## Aim
Only lines with the string "title" matter here; gather them from the material below.

## Data entries

▼▼▼

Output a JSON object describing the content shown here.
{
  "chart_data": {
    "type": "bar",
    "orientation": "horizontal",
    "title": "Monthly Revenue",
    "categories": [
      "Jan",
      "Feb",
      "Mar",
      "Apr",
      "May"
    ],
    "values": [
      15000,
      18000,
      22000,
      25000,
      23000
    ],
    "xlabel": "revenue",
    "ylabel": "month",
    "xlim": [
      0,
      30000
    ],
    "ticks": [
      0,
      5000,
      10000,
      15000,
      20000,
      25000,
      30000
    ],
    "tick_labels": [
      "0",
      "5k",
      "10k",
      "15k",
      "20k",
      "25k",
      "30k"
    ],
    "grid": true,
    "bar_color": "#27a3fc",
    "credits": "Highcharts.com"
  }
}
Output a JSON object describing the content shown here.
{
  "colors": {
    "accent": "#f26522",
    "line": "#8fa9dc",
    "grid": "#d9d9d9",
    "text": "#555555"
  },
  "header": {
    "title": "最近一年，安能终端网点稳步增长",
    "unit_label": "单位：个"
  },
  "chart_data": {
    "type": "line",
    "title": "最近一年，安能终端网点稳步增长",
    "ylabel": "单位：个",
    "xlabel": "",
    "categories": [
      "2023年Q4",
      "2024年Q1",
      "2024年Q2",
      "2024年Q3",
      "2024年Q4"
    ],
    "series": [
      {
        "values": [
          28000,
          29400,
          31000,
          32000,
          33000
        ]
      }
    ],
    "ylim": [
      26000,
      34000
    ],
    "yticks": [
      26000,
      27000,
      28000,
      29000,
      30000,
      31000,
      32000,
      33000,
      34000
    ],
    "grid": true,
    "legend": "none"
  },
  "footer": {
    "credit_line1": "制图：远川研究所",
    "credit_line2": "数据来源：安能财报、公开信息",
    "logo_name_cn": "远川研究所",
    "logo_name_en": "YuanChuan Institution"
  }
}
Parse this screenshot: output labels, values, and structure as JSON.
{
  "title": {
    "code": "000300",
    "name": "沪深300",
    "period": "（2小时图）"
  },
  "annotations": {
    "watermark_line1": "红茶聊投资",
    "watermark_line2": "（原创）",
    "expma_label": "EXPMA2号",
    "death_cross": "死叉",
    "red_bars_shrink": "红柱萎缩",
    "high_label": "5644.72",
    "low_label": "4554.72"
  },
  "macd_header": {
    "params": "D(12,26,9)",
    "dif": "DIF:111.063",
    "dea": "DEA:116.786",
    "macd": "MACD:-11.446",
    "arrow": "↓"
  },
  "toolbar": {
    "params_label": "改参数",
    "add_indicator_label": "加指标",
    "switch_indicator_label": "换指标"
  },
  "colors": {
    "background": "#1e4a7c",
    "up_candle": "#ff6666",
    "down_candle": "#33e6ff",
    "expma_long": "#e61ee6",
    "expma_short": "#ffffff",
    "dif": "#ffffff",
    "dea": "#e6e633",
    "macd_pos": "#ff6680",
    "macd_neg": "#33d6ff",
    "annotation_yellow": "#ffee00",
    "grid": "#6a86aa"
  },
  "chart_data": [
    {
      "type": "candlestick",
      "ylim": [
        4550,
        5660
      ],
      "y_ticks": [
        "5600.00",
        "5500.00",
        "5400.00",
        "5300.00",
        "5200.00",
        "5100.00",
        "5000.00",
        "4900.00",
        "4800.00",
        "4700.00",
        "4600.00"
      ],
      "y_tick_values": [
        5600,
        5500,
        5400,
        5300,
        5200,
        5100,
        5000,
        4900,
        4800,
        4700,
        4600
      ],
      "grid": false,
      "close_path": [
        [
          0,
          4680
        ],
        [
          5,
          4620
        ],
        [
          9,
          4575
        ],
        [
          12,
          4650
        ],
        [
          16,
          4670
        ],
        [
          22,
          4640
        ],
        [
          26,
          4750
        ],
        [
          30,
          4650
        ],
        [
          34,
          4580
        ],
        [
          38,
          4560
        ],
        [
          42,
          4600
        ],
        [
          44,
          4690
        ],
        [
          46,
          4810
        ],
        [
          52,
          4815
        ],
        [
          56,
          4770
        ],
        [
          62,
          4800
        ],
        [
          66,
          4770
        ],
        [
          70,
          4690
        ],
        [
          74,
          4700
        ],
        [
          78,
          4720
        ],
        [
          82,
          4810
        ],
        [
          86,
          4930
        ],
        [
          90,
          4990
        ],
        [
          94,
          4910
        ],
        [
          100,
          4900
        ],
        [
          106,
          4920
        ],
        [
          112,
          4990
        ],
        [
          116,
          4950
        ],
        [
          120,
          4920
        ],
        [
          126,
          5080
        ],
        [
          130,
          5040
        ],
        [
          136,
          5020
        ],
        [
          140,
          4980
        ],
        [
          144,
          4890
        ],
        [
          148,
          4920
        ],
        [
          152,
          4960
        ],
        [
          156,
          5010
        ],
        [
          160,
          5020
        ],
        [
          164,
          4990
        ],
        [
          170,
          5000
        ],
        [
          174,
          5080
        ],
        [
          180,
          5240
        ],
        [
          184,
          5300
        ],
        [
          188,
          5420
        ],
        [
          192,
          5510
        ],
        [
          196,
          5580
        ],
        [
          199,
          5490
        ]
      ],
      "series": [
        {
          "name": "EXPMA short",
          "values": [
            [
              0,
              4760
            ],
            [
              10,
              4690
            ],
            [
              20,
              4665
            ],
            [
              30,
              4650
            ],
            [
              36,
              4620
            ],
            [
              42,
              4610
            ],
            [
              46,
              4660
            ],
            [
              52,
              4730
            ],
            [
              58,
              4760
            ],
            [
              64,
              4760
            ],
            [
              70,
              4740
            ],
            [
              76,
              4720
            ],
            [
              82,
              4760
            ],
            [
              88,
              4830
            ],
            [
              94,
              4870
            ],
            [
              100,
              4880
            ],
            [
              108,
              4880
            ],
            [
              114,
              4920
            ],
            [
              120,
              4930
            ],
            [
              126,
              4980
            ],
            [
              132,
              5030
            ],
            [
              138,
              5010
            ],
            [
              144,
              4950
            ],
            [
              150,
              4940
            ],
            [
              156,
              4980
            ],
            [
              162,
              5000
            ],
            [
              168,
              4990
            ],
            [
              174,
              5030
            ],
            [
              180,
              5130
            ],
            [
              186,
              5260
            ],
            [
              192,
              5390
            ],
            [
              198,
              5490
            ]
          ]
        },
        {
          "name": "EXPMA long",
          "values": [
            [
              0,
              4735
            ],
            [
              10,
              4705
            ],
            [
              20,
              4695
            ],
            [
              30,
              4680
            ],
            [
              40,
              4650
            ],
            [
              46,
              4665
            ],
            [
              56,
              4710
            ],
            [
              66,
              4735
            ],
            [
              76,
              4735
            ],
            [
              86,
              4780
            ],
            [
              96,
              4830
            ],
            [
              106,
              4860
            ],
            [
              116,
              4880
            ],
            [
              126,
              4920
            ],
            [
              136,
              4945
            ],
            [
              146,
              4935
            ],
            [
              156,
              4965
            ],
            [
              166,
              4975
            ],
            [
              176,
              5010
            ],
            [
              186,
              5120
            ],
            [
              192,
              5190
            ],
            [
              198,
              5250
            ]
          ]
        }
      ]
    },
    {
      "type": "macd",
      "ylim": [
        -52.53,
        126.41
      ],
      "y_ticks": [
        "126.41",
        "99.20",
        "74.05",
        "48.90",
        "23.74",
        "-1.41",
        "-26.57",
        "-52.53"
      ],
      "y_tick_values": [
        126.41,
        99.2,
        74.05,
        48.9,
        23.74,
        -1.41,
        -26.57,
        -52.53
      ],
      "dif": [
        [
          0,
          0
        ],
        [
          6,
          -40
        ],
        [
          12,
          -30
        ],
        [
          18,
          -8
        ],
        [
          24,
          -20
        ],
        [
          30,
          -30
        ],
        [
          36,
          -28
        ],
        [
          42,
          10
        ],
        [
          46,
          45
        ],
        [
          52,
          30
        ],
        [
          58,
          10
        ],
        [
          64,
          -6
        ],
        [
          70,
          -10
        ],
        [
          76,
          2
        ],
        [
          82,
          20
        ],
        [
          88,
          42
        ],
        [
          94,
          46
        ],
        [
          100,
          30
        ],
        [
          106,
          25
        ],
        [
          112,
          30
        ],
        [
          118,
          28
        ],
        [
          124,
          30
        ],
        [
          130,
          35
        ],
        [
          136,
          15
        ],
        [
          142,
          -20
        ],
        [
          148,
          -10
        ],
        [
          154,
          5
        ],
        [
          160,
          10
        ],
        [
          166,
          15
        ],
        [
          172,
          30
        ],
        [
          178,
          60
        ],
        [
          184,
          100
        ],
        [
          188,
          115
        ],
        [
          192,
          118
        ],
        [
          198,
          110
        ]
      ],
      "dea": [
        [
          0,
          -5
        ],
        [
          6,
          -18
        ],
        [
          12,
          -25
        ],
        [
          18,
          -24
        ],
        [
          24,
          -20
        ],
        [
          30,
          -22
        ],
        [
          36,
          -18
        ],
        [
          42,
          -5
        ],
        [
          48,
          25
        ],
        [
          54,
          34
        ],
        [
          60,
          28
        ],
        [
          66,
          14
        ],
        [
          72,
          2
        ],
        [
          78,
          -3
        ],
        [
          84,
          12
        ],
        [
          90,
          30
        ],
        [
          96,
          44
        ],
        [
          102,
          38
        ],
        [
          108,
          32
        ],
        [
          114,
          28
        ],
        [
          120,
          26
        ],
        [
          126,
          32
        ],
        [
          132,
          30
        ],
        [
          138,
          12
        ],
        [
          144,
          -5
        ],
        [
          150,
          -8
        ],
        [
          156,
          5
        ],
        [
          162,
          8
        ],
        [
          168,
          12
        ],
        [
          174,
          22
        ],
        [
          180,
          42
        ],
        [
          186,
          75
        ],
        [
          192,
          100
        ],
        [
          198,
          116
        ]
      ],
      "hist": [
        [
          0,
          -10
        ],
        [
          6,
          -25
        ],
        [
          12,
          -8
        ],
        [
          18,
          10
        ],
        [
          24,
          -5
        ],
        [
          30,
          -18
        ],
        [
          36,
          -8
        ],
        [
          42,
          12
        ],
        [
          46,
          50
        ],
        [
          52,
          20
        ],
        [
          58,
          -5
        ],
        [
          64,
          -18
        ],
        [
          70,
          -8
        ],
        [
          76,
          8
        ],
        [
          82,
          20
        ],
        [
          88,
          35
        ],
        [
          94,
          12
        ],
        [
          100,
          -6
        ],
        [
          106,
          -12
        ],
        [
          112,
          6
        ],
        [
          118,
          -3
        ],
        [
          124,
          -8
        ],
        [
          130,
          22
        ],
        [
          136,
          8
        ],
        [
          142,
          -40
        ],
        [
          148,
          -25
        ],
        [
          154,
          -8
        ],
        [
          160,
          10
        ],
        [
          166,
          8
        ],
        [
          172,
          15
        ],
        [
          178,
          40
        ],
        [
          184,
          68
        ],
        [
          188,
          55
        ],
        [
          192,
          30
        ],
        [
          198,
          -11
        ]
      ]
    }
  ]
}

▲▲▲

## Exercise result
    "title": "Monthly Revenue",
    "title": "最近一年，安能终端网点稳步增长",
    "title": "最近一年，安能终端网点稳步增长",
  "title": {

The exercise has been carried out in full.